_TASK GOAL_: Locate and copy all lines bearing the word "peach".

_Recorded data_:
__________
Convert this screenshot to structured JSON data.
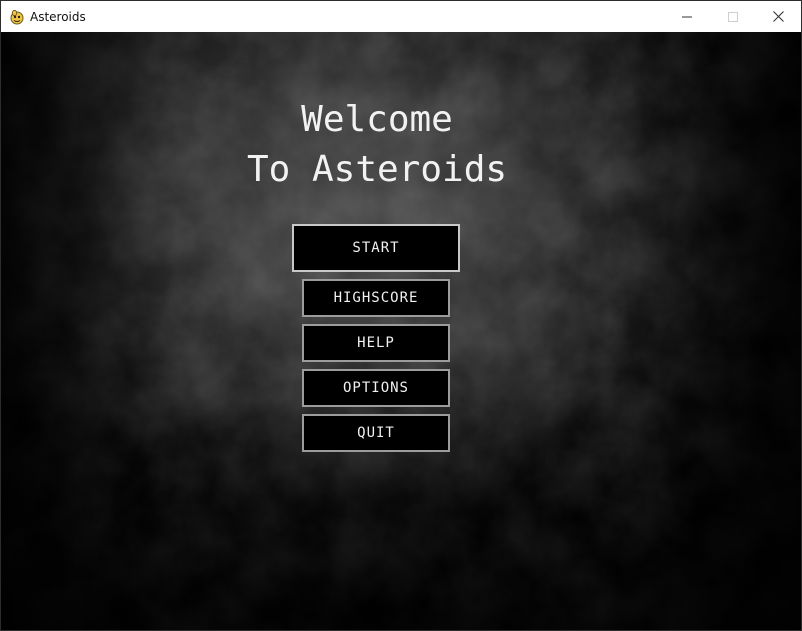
{
  "window": {
    "title": "Asteroids",
    "icon": "pygame-snake-icon",
    "controls": [
      "minimize-icon",
      "maximize-icon",
      "close-icon"
    ]
  },
  "game": {
    "heading_line1": "Welcome",
    "heading_line2": "To Asteroids",
    "menu": {
      "start": "START",
      "highscore": "HIGHSCORE",
      "help": "HELP",
      "options": "OPTIONS",
      "quit": "QUIT"
    }
  },
  "colors": {
    "background": "#000000",
    "text": "#f2f2f2",
    "button_border": "#9c9c9c",
    "titlebar": "#ffffff"
  }
}
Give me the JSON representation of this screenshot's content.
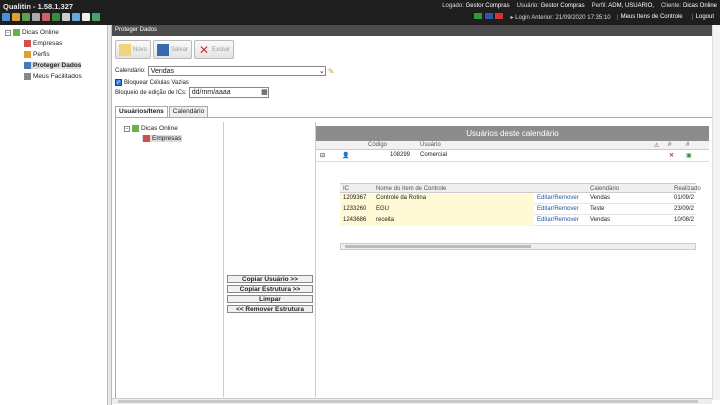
{
  "app": {
    "title": "Qualitin - 1.58.1.327"
  },
  "header": {
    "logado_label": "Logado:",
    "logado_value": "Gestor Compras",
    "usuario_label": "Usuário:",
    "usuario_value": "Gestor Compras",
    "perfil_label": "Perfil:",
    "perfil_value": "ADM, USUARIO,",
    "cliente_label": "Cliente:",
    "cliente_value": "Dicas Online",
    "login_anterior": "Login Anterior: 21/09/2020 17:35:10",
    "meus_itens": "Meus Itens de Controle",
    "logout": "Logout"
  },
  "sidebar": {
    "root": "Dicas Online",
    "items": [
      {
        "label": "Empresas"
      },
      {
        "label": "Perfis"
      },
      {
        "label": "Proteger Dados"
      },
      {
        "label": "Meus Facilitados"
      }
    ]
  },
  "panel": {
    "title": "Proteger Dados"
  },
  "toolbar": {
    "novo": "Novo",
    "salvar": "Salvar",
    "excluir": "Excluir"
  },
  "form": {
    "calendario_label": "Calendário:",
    "calendario_value": "Vendas",
    "bloquear_label": "Bloquear Células Vazias",
    "bloqueio_label": "Bloqueio de edição de ICs:",
    "date_placeholder": "dd/mm/aaaa"
  },
  "tabs": [
    {
      "label": "Usuários/Itens"
    },
    {
      "label": "Calendário"
    }
  ],
  "inner_tree": {
    "root": "Dicas Online",
    "child": "Empresas"
  },
  "actions": {
    "copiar_usuario": "Copiar Usuário >>",
    "copiar_estrutura": "Copiar Estrutura >>",
    "limpar": "Limpar",
    "remover": "<< Remover Estrutura"
  },
  "grid": {
    "title": "Usuários deste calendário",
    "col_codigo": "Código",
    "col_usuario": "Usuário",
    "col_hash1": "#",
    "col_hash2": "#",
    "row": {
      "codigo": "108299",
      "usuario": "Comercial"
    },
    "sub": {
      "col_ic": "IC",
      "col_nome": "Nome do Item de Controle",
      "col_calendario": "Calendário",
      "col_realizado": "Realizado",
      "rows": [
        {
          "ic": "1209367",
          "nome": "Controle da Rotina",
          "acao": "Editar/Remover",
          "calendario": "Vendas",
          "realizado": "01/09/2"
        },
        {
          "ic": "1233260",
          "nome": "EGU",
          "acao": "Editar/Remover",
          "calendario": "Teste",
          "realizado": "23/09/2"
        },
        {
          "ic": "1243686",
          "nome": "receita",
          "acao": "Editar/Remover",
          "calendario": "Vendas",
          "realizado": "10/08/2"
        }
      ]
    }
  },
  "colors": {
    "topbar": "#1e1e1e",
    "panel_title": "#4b4b4b",
    "grid_header": "#8c8c8c",
    "highlight": "#fff9d6",
    "link": "#2255aa"
  }
}
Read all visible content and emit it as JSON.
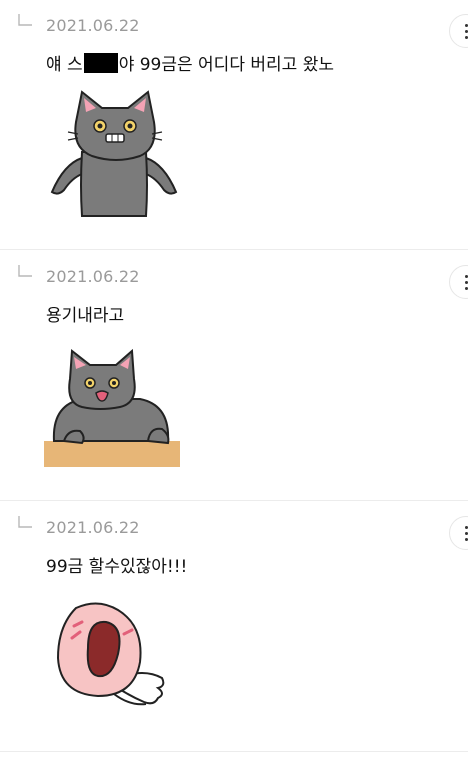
{
  "comments": [
    {
      "date": "2021.06.22",
      "text_before": "얘 ",
      "text_visible_fragment": "스",
      "text_after": "야 99금은 어디다 버리고 왔노",
      "sticker_icon": "crying-cat-sticker"
    },
    {
      "date": "2021.06.22",
      "text": "용기내라고",
      "sticker_icon": "teary-cat-at-desk-sticker"
    },
    {
      "date": "2021.06.22",
      "text": "99금 할수있잖아!!!",
      "sticker_icon": "pink-peach-shouting-sticker"
    }
  ],
  "colors": {
    "date": "#9a9a9a",
    "text": "#111111",
    "divider": "#ececec",
    "cat": "#7b7b7b",
    "desk": "#e7b677",
    "peach": "#f7c4c4"
  }
}
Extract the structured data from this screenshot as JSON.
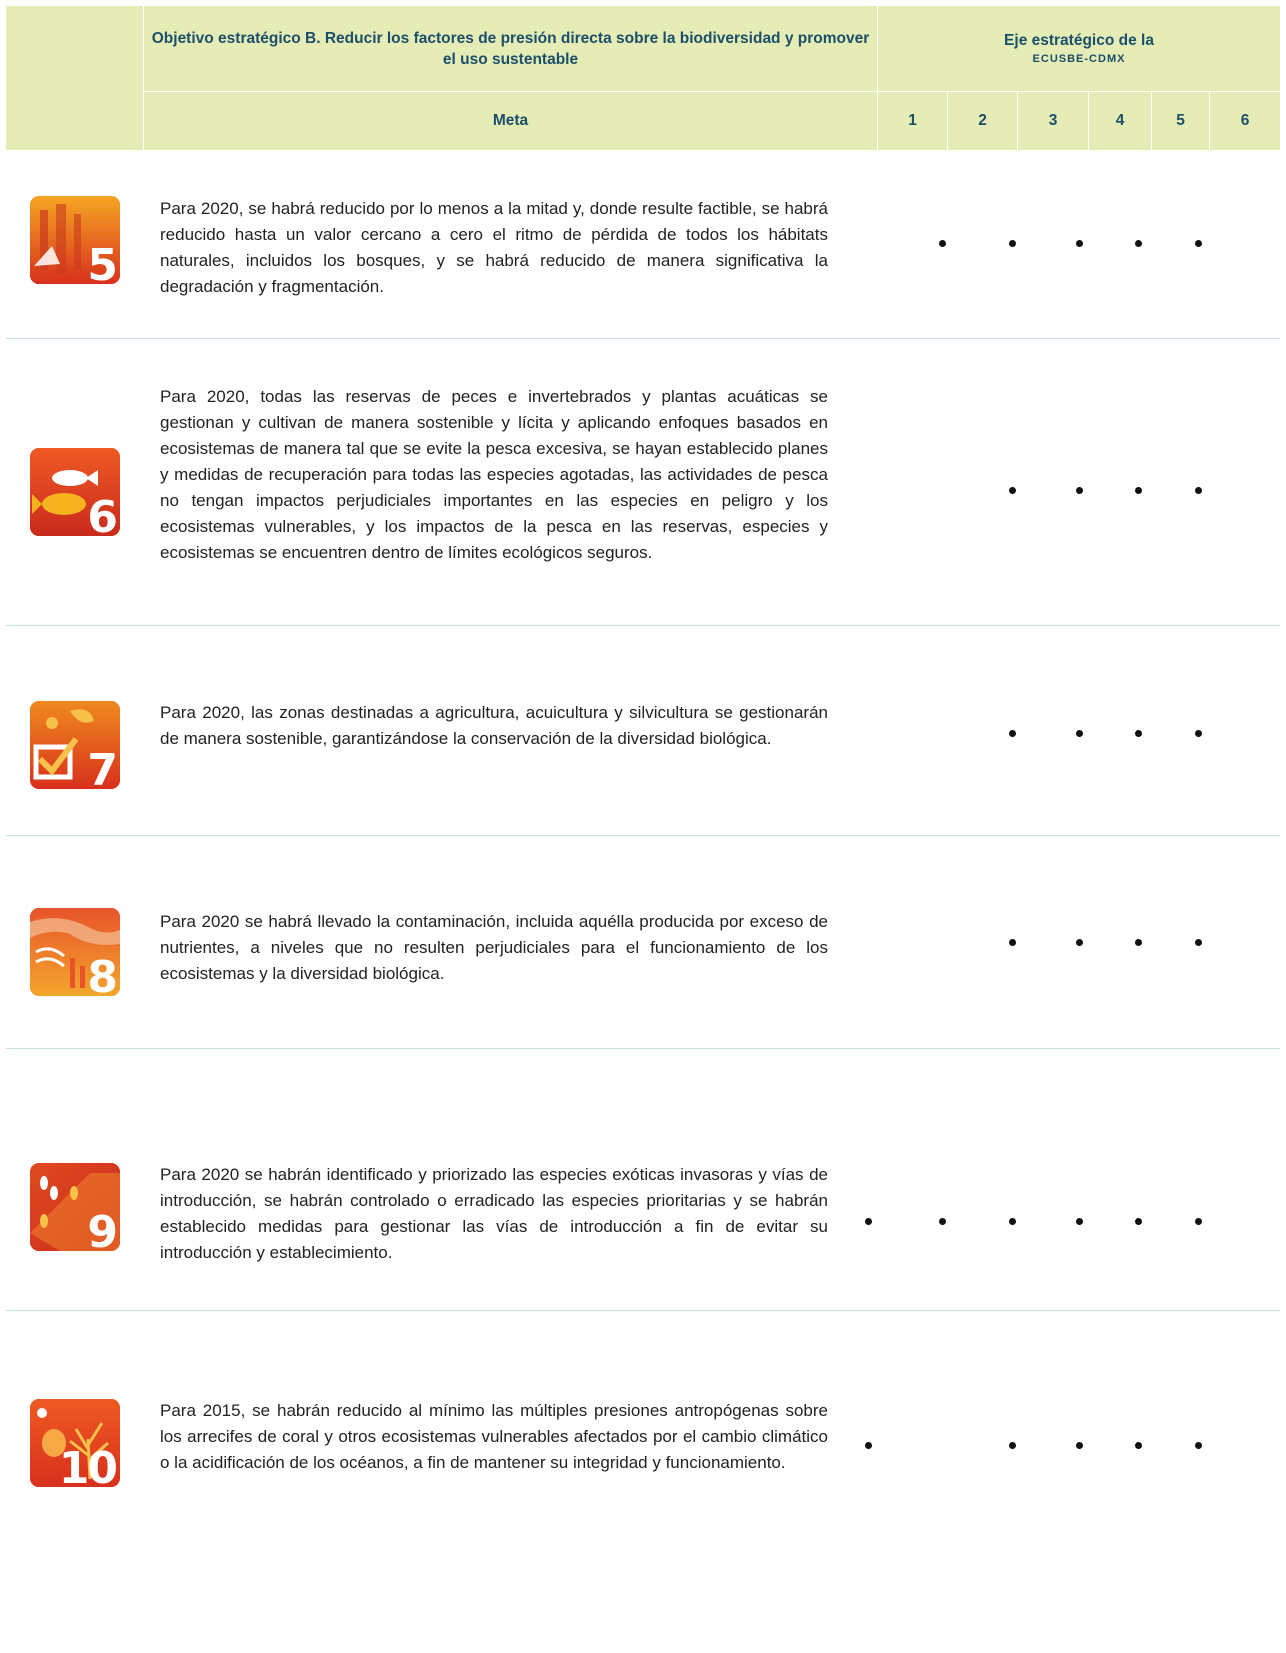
{
  "header": {
    "objective": "Objetivo estratégico B. Reducir los factores de presión directa sobre la biodiversidad y promover el uso sustentable",
    "eje_line1": "Eje estratégico de la",
    "eje_line2": "ECUSBE-CDMX",
    "meta_label": "Meta",
    "axes": [
      "1",
      "2",
      "3",
      "4",
      "5",
      "6"
    ]
  },
  "colors": {
    "header_bg": "#e5ecb6",
    "header_text": "#1b4f6a",
    "divider": "#cfe0e4"
  },
  "rows": [
    {
      "icon": "forest-habitat-icon",
      "number": "5",
      "text": "Para 2020, se habrá reducido por lo menos a la mitad y, donde resulte factible, se habrá reducido hasta un valor cercano a cero el ritmo de pérdida de todos los hábitats naturales, incluidos los bosques, y se habrá reducido de manera significativa la degradación y fragmentación.",
      "marks": [
        false,
        true,
        true,
        true,
        true,
        true
      ]
    },
    {
      "icon": "fish-icon",
      "number": "6",
      "text": "Para 2020, todas las reservas de peces e invertebrados y plantas acuáticas se gestionan y cultivan de manera sostenible y lícita y aplicando enfoques basados en ecosistemas de manera tal que se evite la pesca excesiva, se hayan establecido planes y medidas de recuperación para todas las especies agotadas, las actividades de pesca no tengan impactos perjudiciales importantes en las especies en peligro y los ecosistemas vulnerables, y los impactos de la pesca en las reservas, especies y ecosistemas se encuentren dentro de límites ecológicos seguros.",
      "marks": [
        false,
        false,
        true,
        true,
        true,
        true
      ]
    },
    {
      "icon": "agriculture-check-icon",
      "number": "7",
      "text": "Para 2020, las zonas destinadas a agricultura, acuicultura y silvicultura se gestionarán de manera sostenible, garantizándose la conservación de la diversidad biológica.",
      "marks": [
        false,
        false,
        true,
        true,
        true,
        true
      ]
    },
    {
      "icon": "pollution-icon",
      "number": "8",
      "text": "Para 2020 se habrá llevado la contaminación, incluida aquélla producida por exceso de nutrientes, a niveles que no resulten perjudiciales para el funcionamiento de los ecosistemas y la diversidad biológica.",
      "marks": [
        false,
        false,
        true,
        true,
        true,
        true
      ]
    },
    {
      "icon": "footprints-icon",
      "number": "9",
      "text": "Para 2020 se habrán identificado y priorizado las especies exóticas invasoras y vías de introducción, se habrán controlado o erradicado las especies prioritarias y se habrán establecido medidas para gestionar las vías de introducción a fin de evitar su introducción y establecimiento.",
      "marks": [
        true,
        true,
        true,
        true,
        true,
        true
      ]
    },
    {
      "icon": "coral-reef-icon",
      "number": "10",
      "text": "Para 2015, se habrán reducido al mínimo las múltiples presiones antropógenas sobre los arrecifes de coral y otros ecosistemas vulnerables afectados por el cambio climático o la acidificación de los océanos, a fin de mantener su integridad y funcionamiento.",
      "marks": [
        true,
        false,
        true,
        true,
        true,
        true
      ]
    }
  ]
}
__________
_EXERCISE RESPONSE_:
      "sticker_icon": "pink-peach-shouting-sticker"
    "peach": "#f7c4c4"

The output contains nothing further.